Transcribe the material in full, exactly as written.

── Supplied information

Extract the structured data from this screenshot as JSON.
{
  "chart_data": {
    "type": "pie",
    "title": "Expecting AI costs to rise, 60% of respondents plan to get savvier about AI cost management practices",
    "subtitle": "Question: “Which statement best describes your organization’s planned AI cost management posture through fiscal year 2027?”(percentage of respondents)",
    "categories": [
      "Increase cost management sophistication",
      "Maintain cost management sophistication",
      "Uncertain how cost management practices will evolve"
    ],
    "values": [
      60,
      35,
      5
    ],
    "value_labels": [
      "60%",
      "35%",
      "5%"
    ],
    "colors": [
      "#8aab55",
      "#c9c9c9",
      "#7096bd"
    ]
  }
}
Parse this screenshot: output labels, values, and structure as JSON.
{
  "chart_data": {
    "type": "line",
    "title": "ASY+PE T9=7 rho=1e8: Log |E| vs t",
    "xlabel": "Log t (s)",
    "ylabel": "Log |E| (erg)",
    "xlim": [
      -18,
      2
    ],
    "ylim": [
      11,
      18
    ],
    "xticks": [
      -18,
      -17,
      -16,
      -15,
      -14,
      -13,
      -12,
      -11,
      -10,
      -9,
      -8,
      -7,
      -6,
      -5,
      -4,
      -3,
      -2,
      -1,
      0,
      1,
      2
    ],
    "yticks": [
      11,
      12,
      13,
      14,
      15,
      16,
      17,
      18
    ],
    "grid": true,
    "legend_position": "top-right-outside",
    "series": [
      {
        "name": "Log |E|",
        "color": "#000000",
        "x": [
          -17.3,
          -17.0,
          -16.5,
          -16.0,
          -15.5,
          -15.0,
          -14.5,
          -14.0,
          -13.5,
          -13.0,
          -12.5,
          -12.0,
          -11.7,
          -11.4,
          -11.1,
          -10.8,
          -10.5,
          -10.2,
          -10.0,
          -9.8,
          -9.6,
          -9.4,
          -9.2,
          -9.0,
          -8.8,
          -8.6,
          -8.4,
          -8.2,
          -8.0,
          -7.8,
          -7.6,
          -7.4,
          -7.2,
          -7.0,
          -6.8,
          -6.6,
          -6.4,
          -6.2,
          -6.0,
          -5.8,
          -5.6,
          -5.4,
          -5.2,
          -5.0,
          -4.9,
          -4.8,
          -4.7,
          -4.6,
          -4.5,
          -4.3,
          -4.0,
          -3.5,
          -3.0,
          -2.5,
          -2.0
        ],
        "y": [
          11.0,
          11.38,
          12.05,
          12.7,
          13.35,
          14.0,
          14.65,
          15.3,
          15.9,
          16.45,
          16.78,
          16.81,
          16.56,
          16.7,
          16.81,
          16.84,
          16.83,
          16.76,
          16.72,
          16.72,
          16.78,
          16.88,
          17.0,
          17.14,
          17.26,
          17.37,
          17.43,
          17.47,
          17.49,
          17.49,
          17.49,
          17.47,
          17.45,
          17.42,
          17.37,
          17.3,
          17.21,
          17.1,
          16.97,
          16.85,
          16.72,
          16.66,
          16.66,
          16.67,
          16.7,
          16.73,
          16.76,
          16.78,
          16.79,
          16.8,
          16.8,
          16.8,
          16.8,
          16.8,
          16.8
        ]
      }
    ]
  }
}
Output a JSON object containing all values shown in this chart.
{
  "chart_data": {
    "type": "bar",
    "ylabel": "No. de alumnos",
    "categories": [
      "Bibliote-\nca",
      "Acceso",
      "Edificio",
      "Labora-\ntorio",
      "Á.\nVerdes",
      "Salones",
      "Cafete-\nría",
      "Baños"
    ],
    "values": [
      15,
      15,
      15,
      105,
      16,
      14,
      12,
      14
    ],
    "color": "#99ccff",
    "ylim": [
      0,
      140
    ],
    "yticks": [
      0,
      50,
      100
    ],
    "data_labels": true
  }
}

────

### The answer
Extract the structured data from this screenshot as JSON.
{
  "chart_data": {
    "type": "pie",
    "title": "Expecting AI costs to rise, 60% of respondents plan to get savvier about AI cost management practices",
    "subtitle": "Question: “Which statement best describes your organization’s planned AI cost management posture through fiscal year 2027?”(percentage of respondents)",
    "categories": [
      "Increase cost management sophistication",
      "Maintain cost management sophistication",
      "Uncertain how cost management practices will evolve"
    ],
    "values": [
      60,
      35,
      5
    ],
    "value_labels": [
      "60%",
      "35%",
      "5%"
    ],
    "colors": [
      "#8aab55",
      "#c9c9c9",
      "#7096bd"
    ]
  }
}
Parse this screenshot: output labels, values, and structure as JSON.
{
  "chart_data": {
    "type": "line",
    "title": "ASY+PE T9=7 rho=1e8: Log |E| vs t",
    "xlabel": "Log t (s)",
    "ylabel": "Log |E| (erg)",
    "xlim": [
      -18,
      2
    ],
    "ylim": [
      11,
      18
    ],
    "xticks": [
      -18,
      -17,
      -16,
      -15,
      -14,
      -13,
      -12,
      -11,
      -10,
      -9,
      -8,
      -7,
      -6,
      -5,
      -4,
      -3,
      -2,
      -1,
      0,
      1,
      2
    ],
    "yticks": [
      11,
      12,
      13,
      14,
      15,
      16,
      17,
      18
    ],
    "grid": true,
    "legend_position": "top-right-outside",
    "series": [
      {
        "name": "Log |E|",
        "color": "#000000",
        "x": [
          -17.3,
          -17.0,
          -16.5,
          -16.0,
          -15.5,
          -15.0,
          -14.5,
          -14.0,
          -13.5,
          -13.0,
          -12.5,
          -12.0,
          -11.7,
          -11.4,
          -11.1,
          -10.8,
          -10.5,
          -10.2,
          -10.0,
          -9.8,
          -9.6,
          -9.4,
          -9.2,
          -9.0,
          -8.8,
          -8.6,
          -8.4,
          -8.2,
          -8.0,
          -7.8,
          -7.6,
          -7.4,
          -7.2,
          -7.0,
          -6.8,
          -6.6,
          -6.4,
          -6.2,
          -6.0,
          -5.8,
          -5.6,
          -5.4,
          -5.2,
          -5.0,
          -4.9,
          -4.8,
          -4.7,
          -4.6,
          -4.5,
          -4.3,
          -4.0,
          -3.5,
          -3.0,
          -2.5,
          -2.0
        ],
        "y": [
          11.0,
          11.38,
          12.05,
          12.7,
          13.35,
          14.0,
          14.65,
          15.3,
          15.9,
          16.45,
          16.78,
          16.81,
          16.56,
          16.7,
          16.81,
          16.84,
          16.83,
          16.76,
          16.72,
          16.72,
          16.78,
          16.88,
          17.0,
          17.14,
          17.26,
          17.37,
          17.43,
          17.47,
          17.49,
          17.49,
          17.49,
          17.47,
          17.45,
          17.42,
          17.37,
          17.3,
          17.21,
          17.1,
          16.97,
          16.85,
          16.72,
          16.66,
          16.66,
          16.67,
          16.7,
          16.73,
          16.76,
          16.78,
          16.79,
          16.8,
          16.8,
          16.8,
          16.8,
          16.8,
          16.8
        ]
      }
    ]
  }
}
Output a JSON object containing all values shown in this chart.
{
  "chart_data": {
    "type": "bar",
    "ylabel": "No. de alumnos",
    "categories": [
      "Bibliote-\nca",
      "Acceso",
      "Edificio",
      "Labora-\ntorio",
      "Á.\nVerdes",
      "Salones",
      "Cafete-\nría",
      "Baños"
    ],
    "values": [
      15,
      15,
      15,
      105,
      16,
      14,
      12,
      14
    ],
    "color": "#99ccff",
    "ylim": [
      0,
      140
    ],
    "yticks": [
      0,
      50,
      100
    ],
    "data_labels": true
  }
}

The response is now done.